Omit images. Retype all entries verbatim.

Data provided:
## BEGIN

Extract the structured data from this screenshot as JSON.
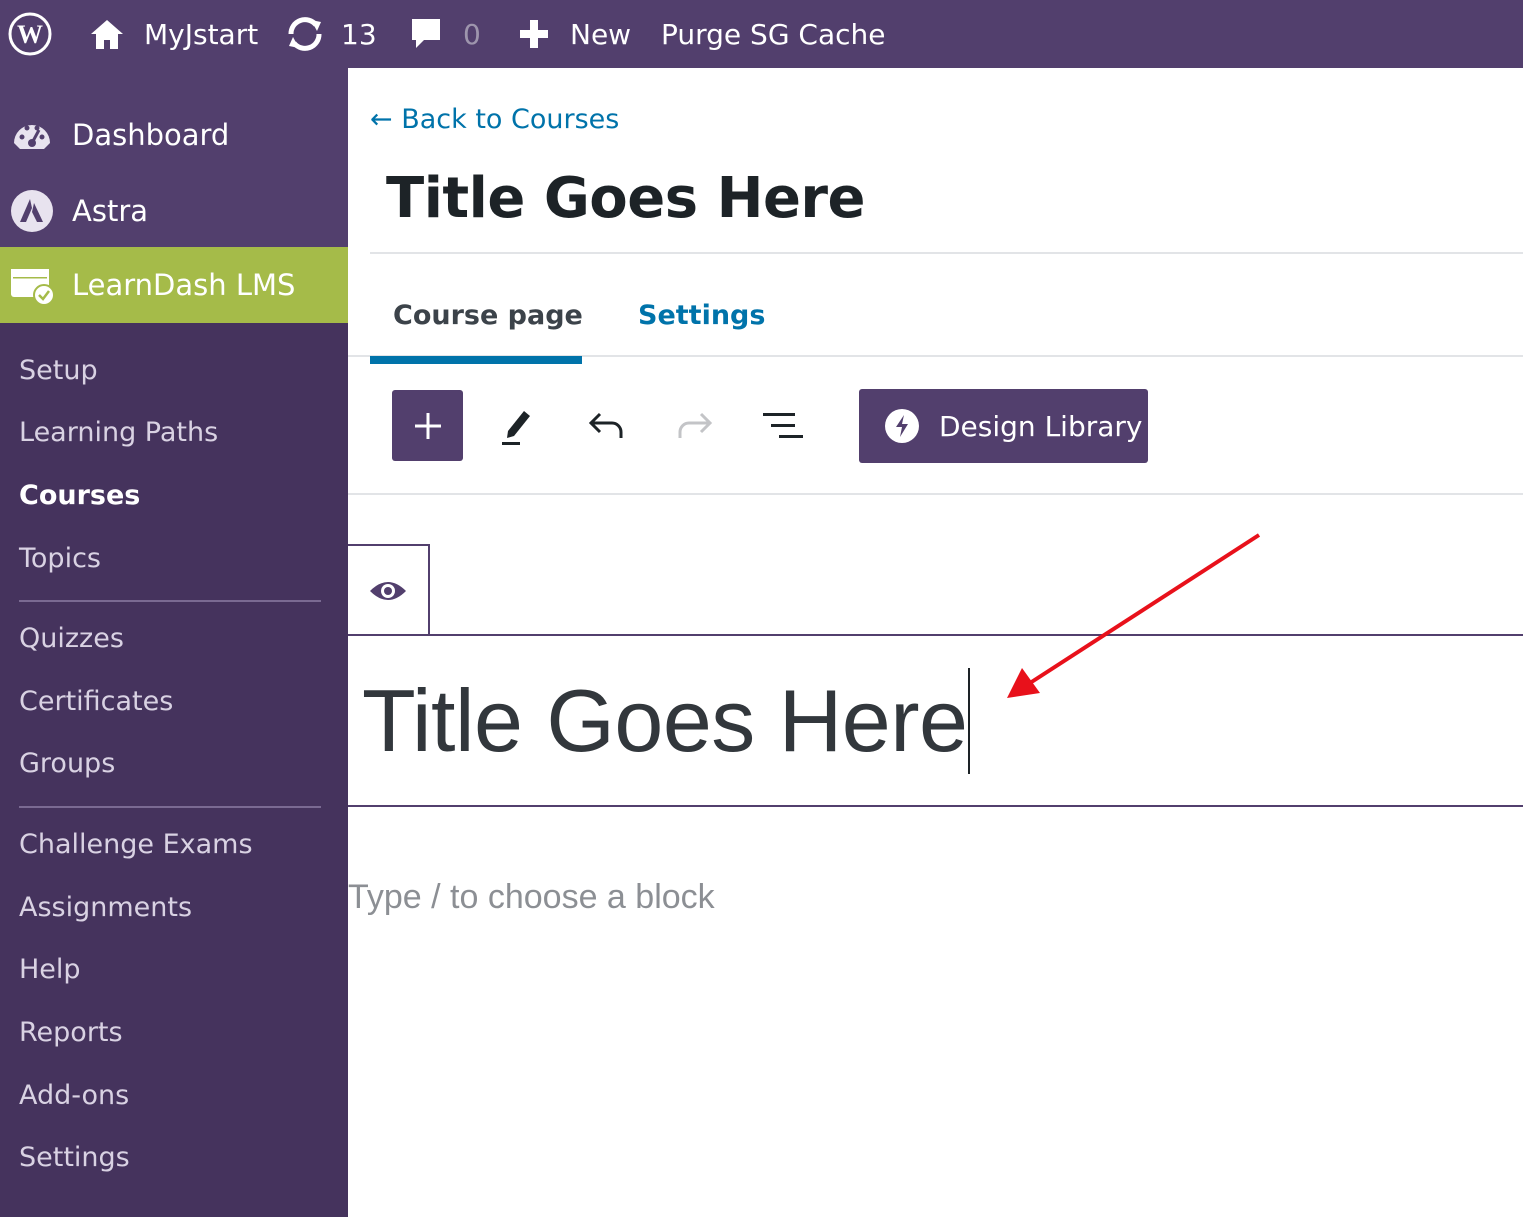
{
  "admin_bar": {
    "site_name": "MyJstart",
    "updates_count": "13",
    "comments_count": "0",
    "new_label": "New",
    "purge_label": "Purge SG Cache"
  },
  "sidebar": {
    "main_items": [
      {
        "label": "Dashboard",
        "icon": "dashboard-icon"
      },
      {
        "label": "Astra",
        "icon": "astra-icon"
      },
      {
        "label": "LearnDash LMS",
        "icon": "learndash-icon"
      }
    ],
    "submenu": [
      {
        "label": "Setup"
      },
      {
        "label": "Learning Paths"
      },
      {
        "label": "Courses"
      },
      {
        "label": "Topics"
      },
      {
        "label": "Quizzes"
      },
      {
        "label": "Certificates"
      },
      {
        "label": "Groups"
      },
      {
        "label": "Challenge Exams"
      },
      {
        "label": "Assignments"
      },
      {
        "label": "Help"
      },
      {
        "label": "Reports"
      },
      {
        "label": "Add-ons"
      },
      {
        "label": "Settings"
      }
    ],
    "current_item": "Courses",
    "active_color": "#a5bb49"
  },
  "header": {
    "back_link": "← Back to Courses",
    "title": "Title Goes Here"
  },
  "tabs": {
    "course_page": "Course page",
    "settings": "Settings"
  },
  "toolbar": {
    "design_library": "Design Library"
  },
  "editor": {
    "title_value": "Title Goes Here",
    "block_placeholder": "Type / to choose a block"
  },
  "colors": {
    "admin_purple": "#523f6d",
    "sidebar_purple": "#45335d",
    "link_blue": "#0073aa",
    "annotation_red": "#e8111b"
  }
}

## END

Exercise result:
Extract the structured data from this screenshot as JSON.
{
  "admin_bar": {
    "site_name": "MyJstart",
    "updates_count": "13",
    "comments_count": "0",
    "new_label": "New",
    "purge_label": "Purge SG Cache"
  },
  "sidebar": {
    "main_items": [
      {
        "label": "Dashboard",
        "icon": "dashboard-icon"
      },
      {
        "label": "Astra",
        "icon": "astra-icon"
      },
      {
        "label": "LearnDash LMS",
        "icon": "learndash-icon"
      }
    ],
    "submenu": [
      {
        "label": "Setup"
      },
      {
        "label": "Learning Paths"
      },
      {
        "label": "Courses"
      },
      {
        "label": "Topics"
      },
      {
        "label": "Quizzes"
      },
      {
        "label": "Certificates"
      },
      {
        "label": "Groups"
      },
      {
        "label": "Challenge Exams"
      },
      {
        "label": "Assignments"
      },
      {
        "label": "Help"
      },
      {
        "label": "Reports"
      },
      {
        "label": "Add-ons"
      },
      {
        "label": "Settings"
      }
    ],
    "current_item": "Courses",
    "active_color": "#a5bb49"
  },
  "header": {
    "back_link": "← Back to Courses",
    "title": "Title Goes Here"
  },
  "tabs": {
    "course_page": "Course page",
    "settings": "Settings"
  },
  "toolbar": {
    "design_library": "Design Library"
  },
  "editor": {
    "title_value": "Title Goes Here",
    "block_placeholder": "Type / to choose a block"
  },
  "colors": {
    "admin_purple": "#523f6d",
    "sidebar_purple": "#45335d",
    "link_blue": "#0073aa",
    "annotation_red": "#e8111b"
  }
}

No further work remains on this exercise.